__Task requirements__
Reply only with how many lines contain the word "selling".

======== Stored data ========

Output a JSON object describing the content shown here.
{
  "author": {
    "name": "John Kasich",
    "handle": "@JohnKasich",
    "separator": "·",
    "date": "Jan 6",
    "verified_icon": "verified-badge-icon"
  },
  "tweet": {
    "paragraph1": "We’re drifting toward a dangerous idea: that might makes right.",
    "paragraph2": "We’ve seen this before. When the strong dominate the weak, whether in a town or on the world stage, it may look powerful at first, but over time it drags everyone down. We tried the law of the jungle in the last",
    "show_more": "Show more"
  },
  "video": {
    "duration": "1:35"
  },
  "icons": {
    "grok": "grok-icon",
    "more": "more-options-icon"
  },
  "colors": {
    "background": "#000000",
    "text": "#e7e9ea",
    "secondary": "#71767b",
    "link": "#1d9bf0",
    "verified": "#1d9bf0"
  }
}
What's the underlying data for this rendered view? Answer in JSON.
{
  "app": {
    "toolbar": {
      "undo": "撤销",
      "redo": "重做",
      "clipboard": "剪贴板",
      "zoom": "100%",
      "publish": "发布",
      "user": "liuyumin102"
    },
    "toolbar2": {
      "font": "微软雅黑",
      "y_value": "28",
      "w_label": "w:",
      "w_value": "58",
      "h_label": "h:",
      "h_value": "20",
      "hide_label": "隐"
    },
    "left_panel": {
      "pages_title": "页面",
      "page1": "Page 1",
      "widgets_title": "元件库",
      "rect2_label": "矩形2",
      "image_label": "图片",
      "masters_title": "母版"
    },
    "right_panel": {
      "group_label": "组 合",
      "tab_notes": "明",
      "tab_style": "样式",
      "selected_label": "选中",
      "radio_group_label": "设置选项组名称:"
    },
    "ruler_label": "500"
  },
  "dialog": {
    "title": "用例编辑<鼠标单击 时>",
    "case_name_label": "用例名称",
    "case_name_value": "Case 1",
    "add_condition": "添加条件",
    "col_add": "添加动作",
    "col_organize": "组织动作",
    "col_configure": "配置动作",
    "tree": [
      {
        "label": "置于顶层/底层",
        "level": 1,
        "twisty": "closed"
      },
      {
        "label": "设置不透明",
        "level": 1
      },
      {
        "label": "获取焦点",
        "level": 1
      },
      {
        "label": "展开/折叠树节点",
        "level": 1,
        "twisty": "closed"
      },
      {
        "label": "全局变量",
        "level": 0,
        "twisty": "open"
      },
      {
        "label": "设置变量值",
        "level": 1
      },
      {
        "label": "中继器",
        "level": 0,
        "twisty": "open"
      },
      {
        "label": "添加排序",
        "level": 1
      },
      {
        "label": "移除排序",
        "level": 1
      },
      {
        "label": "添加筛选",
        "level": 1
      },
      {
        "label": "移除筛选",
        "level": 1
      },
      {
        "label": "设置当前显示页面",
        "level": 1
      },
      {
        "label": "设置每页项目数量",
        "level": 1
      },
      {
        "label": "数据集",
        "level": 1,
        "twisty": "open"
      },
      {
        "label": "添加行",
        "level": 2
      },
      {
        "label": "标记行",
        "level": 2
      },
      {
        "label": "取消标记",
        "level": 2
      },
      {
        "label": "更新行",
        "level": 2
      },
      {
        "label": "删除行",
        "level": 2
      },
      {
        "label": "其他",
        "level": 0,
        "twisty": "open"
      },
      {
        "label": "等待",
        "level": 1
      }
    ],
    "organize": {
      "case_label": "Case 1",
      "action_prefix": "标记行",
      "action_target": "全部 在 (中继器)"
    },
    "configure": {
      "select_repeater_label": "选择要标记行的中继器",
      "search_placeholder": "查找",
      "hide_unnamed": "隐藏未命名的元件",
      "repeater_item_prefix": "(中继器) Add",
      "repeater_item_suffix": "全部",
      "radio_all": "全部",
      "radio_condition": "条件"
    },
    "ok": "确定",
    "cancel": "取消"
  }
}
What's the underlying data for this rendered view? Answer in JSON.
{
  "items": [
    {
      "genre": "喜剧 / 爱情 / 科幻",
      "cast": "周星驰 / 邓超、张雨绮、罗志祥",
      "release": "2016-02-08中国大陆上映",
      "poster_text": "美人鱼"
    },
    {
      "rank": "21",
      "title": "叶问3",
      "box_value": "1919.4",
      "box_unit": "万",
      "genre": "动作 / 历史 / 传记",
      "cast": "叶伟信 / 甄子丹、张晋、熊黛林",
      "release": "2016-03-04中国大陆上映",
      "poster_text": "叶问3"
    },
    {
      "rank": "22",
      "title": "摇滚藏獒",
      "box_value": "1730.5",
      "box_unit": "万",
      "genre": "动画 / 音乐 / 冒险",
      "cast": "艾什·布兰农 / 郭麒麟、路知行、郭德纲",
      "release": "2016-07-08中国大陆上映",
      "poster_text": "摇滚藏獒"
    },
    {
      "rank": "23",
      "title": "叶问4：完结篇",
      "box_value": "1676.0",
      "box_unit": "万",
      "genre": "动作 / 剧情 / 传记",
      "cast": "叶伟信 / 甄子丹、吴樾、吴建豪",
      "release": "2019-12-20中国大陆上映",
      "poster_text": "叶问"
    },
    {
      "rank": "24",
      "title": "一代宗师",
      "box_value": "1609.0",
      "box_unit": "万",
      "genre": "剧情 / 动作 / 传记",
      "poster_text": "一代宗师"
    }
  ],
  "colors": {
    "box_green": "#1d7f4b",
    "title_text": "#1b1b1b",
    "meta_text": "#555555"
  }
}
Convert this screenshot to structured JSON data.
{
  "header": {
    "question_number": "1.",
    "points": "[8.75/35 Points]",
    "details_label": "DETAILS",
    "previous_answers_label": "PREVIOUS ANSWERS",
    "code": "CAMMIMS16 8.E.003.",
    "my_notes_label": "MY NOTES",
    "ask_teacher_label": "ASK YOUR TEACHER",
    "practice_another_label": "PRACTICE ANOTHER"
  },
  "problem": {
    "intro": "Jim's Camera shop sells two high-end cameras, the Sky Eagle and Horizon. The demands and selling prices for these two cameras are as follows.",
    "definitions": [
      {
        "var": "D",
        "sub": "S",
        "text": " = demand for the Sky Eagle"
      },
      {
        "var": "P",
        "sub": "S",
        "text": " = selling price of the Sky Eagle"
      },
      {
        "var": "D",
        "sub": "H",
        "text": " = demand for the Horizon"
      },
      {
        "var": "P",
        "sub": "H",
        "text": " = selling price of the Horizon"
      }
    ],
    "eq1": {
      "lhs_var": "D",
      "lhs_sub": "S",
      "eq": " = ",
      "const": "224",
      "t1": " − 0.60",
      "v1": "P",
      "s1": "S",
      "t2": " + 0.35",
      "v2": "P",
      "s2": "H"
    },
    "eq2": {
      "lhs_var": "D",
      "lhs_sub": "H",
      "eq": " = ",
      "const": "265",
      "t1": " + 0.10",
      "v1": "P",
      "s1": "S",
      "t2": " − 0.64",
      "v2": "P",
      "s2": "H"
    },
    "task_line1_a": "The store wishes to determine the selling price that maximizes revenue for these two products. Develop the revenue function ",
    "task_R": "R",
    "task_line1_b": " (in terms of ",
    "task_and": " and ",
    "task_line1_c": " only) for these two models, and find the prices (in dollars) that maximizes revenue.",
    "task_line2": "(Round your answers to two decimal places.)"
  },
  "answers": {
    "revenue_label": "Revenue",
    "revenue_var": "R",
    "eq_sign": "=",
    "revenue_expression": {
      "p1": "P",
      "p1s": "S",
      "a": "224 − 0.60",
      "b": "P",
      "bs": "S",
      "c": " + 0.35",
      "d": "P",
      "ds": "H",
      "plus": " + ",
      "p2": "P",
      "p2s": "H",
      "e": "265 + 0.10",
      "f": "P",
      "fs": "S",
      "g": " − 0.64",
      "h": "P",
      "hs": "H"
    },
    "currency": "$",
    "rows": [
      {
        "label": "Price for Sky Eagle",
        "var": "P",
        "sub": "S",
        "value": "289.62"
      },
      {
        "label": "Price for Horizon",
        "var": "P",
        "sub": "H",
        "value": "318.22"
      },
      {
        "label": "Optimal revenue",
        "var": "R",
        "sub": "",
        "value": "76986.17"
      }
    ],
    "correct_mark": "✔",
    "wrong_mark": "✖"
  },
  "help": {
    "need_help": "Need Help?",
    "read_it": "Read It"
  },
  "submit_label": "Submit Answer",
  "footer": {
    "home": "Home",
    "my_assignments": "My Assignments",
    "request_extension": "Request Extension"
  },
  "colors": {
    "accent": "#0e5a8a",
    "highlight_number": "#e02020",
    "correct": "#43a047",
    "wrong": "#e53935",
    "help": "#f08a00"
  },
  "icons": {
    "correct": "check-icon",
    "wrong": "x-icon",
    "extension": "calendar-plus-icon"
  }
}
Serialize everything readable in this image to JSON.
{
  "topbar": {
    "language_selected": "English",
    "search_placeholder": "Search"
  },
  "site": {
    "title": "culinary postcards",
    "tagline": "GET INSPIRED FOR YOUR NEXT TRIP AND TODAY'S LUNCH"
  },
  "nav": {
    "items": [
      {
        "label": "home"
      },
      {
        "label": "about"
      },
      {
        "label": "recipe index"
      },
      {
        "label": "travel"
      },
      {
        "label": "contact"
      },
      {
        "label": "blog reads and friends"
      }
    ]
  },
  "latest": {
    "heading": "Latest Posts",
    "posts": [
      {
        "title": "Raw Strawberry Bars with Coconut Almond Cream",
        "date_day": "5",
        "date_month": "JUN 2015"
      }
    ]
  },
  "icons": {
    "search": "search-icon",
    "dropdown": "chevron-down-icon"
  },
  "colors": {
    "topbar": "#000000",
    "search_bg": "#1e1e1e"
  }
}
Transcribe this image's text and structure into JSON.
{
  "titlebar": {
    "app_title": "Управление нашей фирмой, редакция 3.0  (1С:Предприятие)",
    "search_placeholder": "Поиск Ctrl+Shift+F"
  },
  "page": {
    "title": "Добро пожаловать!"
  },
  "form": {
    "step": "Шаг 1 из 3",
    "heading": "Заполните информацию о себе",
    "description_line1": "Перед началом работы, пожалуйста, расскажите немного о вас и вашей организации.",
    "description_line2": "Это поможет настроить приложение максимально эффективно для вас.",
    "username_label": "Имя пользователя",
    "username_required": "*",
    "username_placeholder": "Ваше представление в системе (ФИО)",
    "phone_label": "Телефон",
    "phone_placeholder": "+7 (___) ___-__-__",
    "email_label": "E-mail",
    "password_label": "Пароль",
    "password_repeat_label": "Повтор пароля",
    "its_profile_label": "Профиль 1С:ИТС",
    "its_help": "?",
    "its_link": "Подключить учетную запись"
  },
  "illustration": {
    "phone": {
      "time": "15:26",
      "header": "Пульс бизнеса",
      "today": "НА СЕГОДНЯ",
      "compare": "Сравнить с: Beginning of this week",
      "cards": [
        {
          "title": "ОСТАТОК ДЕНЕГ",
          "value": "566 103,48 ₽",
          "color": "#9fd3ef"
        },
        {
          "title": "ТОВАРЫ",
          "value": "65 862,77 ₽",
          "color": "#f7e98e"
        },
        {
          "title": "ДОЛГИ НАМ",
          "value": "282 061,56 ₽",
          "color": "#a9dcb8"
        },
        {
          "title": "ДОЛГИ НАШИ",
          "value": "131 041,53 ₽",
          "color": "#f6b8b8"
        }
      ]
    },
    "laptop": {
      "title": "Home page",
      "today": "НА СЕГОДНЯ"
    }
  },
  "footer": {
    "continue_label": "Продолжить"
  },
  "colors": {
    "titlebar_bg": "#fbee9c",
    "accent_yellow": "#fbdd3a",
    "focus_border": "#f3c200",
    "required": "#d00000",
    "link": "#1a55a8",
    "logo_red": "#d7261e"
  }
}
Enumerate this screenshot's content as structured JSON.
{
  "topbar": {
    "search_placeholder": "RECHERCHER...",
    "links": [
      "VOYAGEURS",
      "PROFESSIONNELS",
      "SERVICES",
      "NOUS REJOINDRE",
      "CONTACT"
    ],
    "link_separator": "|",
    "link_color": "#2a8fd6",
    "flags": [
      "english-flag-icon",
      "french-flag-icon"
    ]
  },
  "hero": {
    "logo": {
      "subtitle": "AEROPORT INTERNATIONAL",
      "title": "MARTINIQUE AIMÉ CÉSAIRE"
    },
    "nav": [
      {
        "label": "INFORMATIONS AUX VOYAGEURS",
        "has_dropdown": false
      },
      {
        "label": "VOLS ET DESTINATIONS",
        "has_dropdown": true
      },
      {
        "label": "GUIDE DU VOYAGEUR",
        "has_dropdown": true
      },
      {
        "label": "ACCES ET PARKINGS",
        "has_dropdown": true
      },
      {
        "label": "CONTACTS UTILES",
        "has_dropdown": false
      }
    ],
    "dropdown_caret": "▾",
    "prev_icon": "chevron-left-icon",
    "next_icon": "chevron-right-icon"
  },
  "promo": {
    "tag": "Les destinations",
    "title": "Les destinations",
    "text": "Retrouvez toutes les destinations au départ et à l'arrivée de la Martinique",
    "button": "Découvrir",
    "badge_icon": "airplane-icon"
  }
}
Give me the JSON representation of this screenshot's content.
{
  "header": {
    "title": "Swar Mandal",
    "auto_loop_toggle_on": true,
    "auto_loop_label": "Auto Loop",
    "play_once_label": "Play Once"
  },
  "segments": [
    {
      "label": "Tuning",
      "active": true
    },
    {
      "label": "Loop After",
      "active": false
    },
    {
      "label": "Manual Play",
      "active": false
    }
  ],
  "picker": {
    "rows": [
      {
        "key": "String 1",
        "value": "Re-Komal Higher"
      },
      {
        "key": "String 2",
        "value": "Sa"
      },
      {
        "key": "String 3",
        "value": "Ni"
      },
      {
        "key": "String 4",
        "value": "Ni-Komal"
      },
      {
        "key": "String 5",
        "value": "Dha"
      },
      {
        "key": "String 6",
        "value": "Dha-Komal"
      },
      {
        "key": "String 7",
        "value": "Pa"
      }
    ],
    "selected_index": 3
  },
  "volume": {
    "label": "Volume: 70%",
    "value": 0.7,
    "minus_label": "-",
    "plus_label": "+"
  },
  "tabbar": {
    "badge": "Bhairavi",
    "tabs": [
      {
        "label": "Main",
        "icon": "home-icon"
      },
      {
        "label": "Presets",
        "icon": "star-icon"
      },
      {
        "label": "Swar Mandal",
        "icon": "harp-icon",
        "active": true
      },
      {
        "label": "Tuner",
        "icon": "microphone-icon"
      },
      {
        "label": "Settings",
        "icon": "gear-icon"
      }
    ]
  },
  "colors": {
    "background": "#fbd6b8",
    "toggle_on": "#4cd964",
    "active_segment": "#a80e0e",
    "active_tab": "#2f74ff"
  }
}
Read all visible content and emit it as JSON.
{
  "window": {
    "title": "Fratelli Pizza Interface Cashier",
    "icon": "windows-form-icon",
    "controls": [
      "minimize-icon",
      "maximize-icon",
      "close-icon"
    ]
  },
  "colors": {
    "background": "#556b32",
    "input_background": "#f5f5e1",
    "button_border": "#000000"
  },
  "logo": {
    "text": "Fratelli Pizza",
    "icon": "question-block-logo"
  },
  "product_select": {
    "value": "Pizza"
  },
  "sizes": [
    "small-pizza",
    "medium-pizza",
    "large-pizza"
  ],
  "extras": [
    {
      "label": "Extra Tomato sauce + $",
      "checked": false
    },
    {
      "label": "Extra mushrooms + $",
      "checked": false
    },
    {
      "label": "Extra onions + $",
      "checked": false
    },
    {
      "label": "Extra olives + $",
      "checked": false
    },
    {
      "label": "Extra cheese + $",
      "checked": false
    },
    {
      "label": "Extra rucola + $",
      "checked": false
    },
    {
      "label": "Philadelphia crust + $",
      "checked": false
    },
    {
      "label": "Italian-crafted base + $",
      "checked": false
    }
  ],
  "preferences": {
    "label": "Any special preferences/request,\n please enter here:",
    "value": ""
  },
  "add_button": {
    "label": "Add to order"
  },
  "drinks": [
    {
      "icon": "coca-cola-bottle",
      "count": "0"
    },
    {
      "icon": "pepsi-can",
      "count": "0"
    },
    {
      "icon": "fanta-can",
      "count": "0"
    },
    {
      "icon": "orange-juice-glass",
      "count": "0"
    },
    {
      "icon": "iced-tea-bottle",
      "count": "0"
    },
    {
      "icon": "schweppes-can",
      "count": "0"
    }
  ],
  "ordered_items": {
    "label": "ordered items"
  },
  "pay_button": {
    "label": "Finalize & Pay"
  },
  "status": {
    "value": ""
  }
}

========

__Solution to this exercise__
4